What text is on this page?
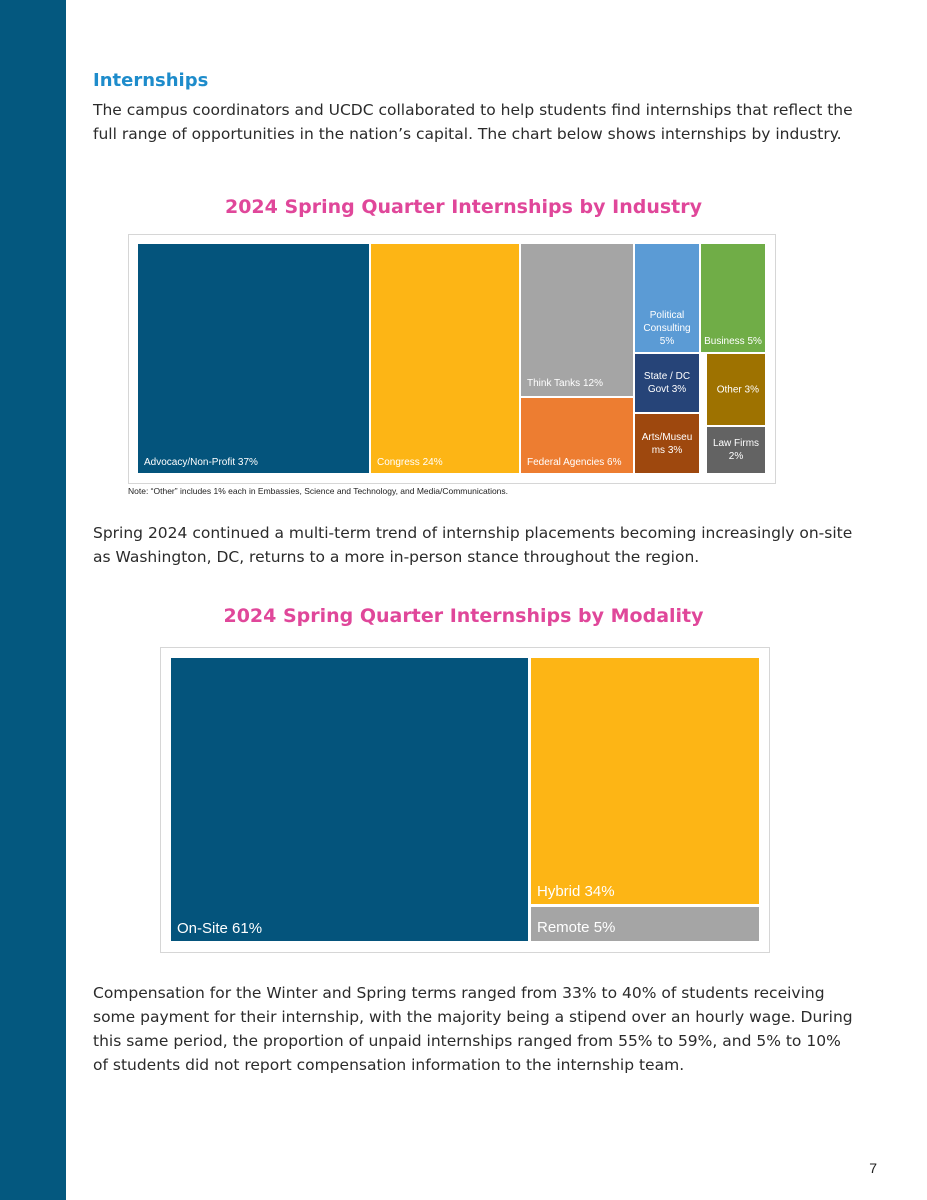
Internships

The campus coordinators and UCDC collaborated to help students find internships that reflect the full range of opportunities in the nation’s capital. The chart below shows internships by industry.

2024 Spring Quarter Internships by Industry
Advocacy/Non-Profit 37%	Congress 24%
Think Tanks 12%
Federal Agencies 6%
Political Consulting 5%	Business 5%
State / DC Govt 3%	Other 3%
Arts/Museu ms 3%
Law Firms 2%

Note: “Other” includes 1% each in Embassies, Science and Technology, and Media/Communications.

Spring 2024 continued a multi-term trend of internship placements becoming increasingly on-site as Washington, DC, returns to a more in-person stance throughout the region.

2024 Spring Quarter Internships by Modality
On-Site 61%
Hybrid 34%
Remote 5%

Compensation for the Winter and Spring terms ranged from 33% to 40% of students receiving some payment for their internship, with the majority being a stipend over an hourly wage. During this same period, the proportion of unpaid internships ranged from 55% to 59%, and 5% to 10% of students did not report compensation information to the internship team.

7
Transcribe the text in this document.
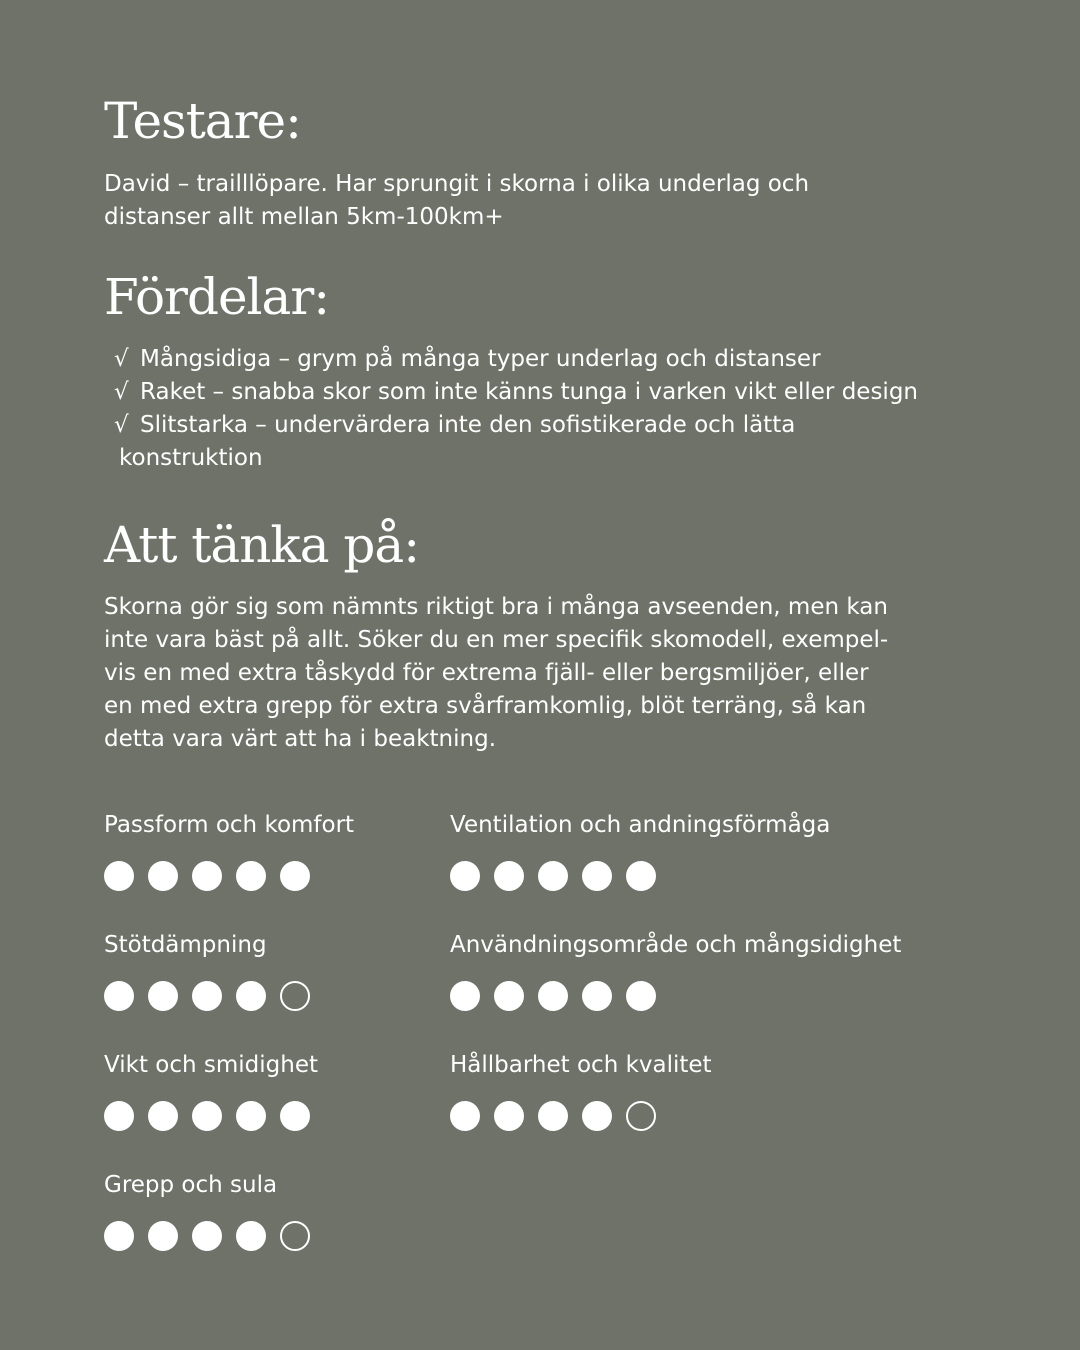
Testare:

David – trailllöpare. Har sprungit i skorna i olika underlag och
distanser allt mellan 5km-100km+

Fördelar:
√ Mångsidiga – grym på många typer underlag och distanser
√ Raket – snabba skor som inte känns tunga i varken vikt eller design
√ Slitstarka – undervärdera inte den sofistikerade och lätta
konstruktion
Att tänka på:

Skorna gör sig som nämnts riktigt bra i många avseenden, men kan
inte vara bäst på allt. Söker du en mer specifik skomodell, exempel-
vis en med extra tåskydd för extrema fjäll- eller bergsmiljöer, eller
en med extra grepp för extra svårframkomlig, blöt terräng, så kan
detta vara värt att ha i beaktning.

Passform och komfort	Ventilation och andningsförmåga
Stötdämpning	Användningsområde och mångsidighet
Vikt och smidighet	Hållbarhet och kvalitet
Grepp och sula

————————

§ **Task objective**
Copy all lines in the listing above where the string "Other" appears.

§ **Reply**
State / DC Govt 3%	Other 3%
Note: “Other” includes 1% each in Embassies, Science and Technology, and Media/Communications.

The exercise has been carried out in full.